## [DATASET EXCERPTS]
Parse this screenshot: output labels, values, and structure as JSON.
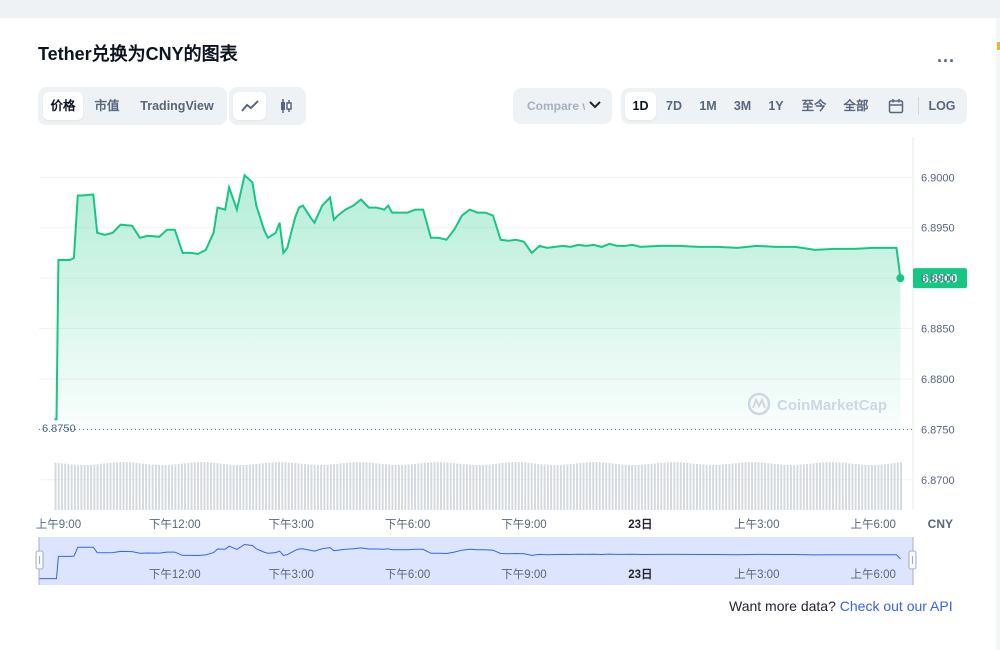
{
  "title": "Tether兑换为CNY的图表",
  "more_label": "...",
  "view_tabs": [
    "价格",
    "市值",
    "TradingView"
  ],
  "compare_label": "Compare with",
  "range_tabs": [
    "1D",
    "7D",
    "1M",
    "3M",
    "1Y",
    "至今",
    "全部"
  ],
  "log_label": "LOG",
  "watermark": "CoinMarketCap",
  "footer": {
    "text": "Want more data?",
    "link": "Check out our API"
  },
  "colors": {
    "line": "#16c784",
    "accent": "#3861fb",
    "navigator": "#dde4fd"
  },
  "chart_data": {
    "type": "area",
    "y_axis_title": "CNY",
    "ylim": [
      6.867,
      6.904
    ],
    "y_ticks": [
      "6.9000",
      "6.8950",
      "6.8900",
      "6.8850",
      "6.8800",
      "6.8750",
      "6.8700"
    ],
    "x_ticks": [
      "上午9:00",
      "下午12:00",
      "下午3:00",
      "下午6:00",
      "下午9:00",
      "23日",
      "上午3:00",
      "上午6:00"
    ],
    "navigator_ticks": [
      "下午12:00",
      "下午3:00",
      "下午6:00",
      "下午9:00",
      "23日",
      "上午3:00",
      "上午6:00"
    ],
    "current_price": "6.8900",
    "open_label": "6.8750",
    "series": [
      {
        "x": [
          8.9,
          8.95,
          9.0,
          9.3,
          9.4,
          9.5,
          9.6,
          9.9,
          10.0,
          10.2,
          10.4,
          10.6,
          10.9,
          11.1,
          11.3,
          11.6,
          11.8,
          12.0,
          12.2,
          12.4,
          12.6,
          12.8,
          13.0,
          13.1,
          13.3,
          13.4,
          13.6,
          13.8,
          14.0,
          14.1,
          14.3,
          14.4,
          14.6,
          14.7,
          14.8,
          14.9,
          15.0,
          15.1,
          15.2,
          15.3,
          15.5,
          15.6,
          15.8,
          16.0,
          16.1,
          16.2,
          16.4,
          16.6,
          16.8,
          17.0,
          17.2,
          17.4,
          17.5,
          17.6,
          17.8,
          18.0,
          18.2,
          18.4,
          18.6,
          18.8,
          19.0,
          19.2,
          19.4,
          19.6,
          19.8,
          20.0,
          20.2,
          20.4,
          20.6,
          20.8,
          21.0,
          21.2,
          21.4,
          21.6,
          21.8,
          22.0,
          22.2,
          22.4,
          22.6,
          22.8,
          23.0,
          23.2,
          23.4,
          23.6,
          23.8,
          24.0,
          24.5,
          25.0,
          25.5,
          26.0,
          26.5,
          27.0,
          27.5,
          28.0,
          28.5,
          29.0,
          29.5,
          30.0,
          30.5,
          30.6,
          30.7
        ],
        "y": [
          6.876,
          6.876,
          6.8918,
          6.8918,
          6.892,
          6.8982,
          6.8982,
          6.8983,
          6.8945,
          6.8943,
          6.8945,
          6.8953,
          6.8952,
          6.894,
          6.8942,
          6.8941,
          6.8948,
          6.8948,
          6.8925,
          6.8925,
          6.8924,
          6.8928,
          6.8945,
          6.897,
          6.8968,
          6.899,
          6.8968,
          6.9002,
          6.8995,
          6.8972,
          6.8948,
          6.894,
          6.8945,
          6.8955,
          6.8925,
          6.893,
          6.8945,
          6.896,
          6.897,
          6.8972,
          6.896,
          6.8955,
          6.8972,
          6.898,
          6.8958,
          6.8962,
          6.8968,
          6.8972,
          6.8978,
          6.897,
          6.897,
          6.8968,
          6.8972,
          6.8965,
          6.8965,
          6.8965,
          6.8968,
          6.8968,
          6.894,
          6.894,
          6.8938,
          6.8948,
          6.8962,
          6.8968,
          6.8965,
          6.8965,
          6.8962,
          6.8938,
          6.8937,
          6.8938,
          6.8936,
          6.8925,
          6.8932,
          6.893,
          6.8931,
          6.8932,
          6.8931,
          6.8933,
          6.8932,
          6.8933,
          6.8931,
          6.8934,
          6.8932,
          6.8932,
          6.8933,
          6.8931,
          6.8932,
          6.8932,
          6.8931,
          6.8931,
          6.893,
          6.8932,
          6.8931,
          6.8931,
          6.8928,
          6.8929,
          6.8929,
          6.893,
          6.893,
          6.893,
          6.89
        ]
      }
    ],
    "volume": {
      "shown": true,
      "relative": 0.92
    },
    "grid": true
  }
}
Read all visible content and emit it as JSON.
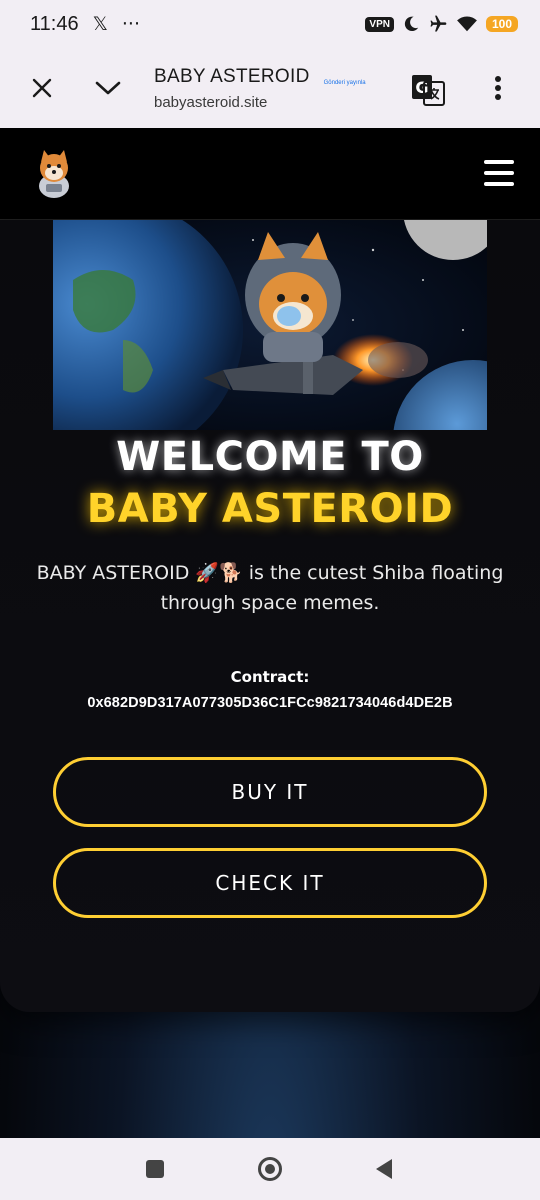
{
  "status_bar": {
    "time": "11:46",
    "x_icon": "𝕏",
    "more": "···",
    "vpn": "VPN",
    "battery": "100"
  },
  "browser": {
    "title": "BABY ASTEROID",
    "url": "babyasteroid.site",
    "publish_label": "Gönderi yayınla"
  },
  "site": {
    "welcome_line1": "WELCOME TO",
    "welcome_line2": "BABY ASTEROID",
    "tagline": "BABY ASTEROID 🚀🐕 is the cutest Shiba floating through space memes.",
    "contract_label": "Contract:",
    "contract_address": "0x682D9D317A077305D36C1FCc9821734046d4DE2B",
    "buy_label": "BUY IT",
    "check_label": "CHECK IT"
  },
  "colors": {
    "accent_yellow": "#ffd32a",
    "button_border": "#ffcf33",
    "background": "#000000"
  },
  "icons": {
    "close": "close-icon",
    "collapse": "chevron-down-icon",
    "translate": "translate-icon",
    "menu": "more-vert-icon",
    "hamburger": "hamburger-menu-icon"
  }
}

## [WORK REQUIRED]
Retype all entries exactly as they appear, dropping the images.

## [REPLY]
Parse this screenshot: output labels, values, and structure as JSON.
{
  "title": "Tether兑换为CNY的图表",
  "more_label": "...",
  "view_tabs": [
    "价格",
    "市值",
    "TradingView"
  ],
  "compare_label": "Compare with",
  "range_tabs": [
    "1D",
    "7D",
    "1M",
    "3M",
    "1Y",
    "至今",
    "全部"
  ],
  "log_label": "LOG",
  "watermark": "CoinMarketCap",
  "footer": {
    "text": "Want more data?",
    "link": "Check out our API"
  },
  "colors": {
    "line": "#16c784",
    "accent": "#3861fb",
    "navigator": "#dde4fd"
  },
  "chart_data": {
    "type": "area",
    "y_axis_title": "CNY",
    "ylim": [
      6.867,
      6.904
    ],
    "y_ticks": [
      "6.9000",
      "6.8950",
      "6.8900",
      "6.8850",
      "6.8800",
      "6.8750",
      "6.8700"
    ],
    "x_ticks": [
      "上午9:00",
      "下午12:00",
      "下午3:00",
      "下午6:00",
      "下午9:00",
      "23日",
      "上午3:00",
      "上午6:00"
    ],
    "navigator_ticks": [
      "下午12:00",
      "下午3:00",
      "下午6:00",
      "下午9:00",
      "23日",
      "上午3:00",
      "上午6:00"
    ],
    "current_price": "6.8900",
    "open_label": "6.8750",
    "series": [
      {
        "x": [
          8.9,
          8.95,
          9.0,
          9.3,
          9.4,
          9.5,
          9.6,
          9.9,
          10.0,
          10.2,
          10.4,
          10.6,
          10.9,
          11.1,
          11.3,
          11.6,
          11.8,
          12.0,
          12.2,
          12.4,
          12.6,
          12.8,
          13.0,
          13.1,
          13.3,
          13.4,
          13.6,
          13.8,
          14.0,
          14.1,
          14.3,
          14.4,
          14.6,
          14.7,
          14.8,
          14.9,
          15.0,
          15.1,
          15.2,
          15.3,
          15.5,
          15.6,
          15.8,
          16.0,
          16.1,
          16.2,
          16.4,
          16.6,
          16.8,
          17.0,
          17.2,
          17.4,
          17.5,
          17.6,
          17.8,
          18.0,
          18.2,
          18.4,
          18.6,
          18.8,
          19.0,
          19.2,
          19.4,
          19.6,
          19.8,
          20.0,
          20.2,
          20.4,
          20.6,
          20.8,
          21.0,
          21.2,
          21.4,
          21.6,
          21.8,
          22.0,
          22.2,
          22.4,
          22.6,
          22.8,
          23.0,
          23.2,
          23.4,
          23.6,
          23.8,
          24.0,
          24.5,
          25.0,
          25.5,
          26.0,
          26.5,
          27.0,
          27.5,
          28.0,
          28.5,
          29.0,
          29.5,
          30.0,
          30.5,
          30.6,
          30.7
        ],
        "y": [
          6.876,
          6.876,
          6.8918,
          6.8918,
          6.892,
          6.8982,
          6.8982,
          6.8983,
          6.8945,
          6.8943,
          6.8945,
          6.8953,
          6.8952,
          6.894,
          6.8942,
          6.8941,
          6.8948,
          6.8948,
          6.8925,
          6.8925,
          6.8924,
          6.8928,
          6.8945,
          6.897,
          6.8968,
          6.899,
          6.8968,
          6.9002,
          6.8995,
          6.8972,
          6.8948,
          6.894,
          6.8945,
          6.8955,
          6.8925,
          6.893,
          6.8945,
          6.896,
          6.897,
          6.8972,
          6.896,
          6.8955,
          6.8972,
          6.898,
          6.8958,
          6.8962,
          6.8968,
          6.8972,
          6.8978,
          6.897,
          6.897,
          6.8968,
          6.8972,
          6.8965,
          6.8965,
          6.8965,
          6.8968,
          6.8968,
          6.894,
          6.894,
          6.8938,
          6.8948,
          6.8962,
          6.8968,
          6.8965,
          6.8965,
          6.8962,
          6.8938,
          6.8937,
          6.8938,
          6.8936,
          6.8925,
          6.8932,
          6.893,
          6.8931,
          6.8932,
          6.8931,
          6.8933,
          6.8932,
          6.8933,
          6.8931,
          6.8934,
          6.8932,
          6.8932,
          6.8933,
          6.8931,
          6.8932,
          6.8932,
          6.8931,
          6.8931,
          6.893,
          6.8932,
          6.8931,
          6.8931,
          6.8928,
          6.8929,
          6.8929,
          6.893,
          6.893,
          6.893,
          6.89
        ]
      }
    ],
    "volume": {
      "shown": true,
      "relative": 0.92
    },
    "grid": true
  }
}
Read all visible content and emit it as JSON.
{
  "status_bar": {
    "time": "11:46",
    "x_icon": "𝕏",
    "more": "···",
    "vpn": "VPN",
    "battery": "100"
  },
  "browser": {
    "title": "BABY ASTEROID",
    "url": "babyasteroid.site",
    "publish_label": "Gönderi yayınla"
  },
  "site": {
    "welcome_line1": "WELCOME TO",
    "welcome_line2": "BABY ASTEROID",
    "tagline": "BABY ASTEROID 🚀🐕 is the cutest Shiba floating through space memes.",
    "contract_label": "Contract:",
    "contract_address": "0x682D9D317A077305D36C1FCc9821734046d4DE2B",
    "buy_label": "BUY IT",
    "check_label": "CHECK IT"
  },
  "colors": {
    "accent_yellow": "#ffd32a",
    "button_border": "#ffcf33",
    "background": "#000000"
  },
  "icons": {
    "close": "close-icon",
    "collapse": "chevron-down-icon",
    "translate": "translate-icon",
    "menu": "more-vert-icon",
    "hamburger": "hamburger-menu-icon"
  }
}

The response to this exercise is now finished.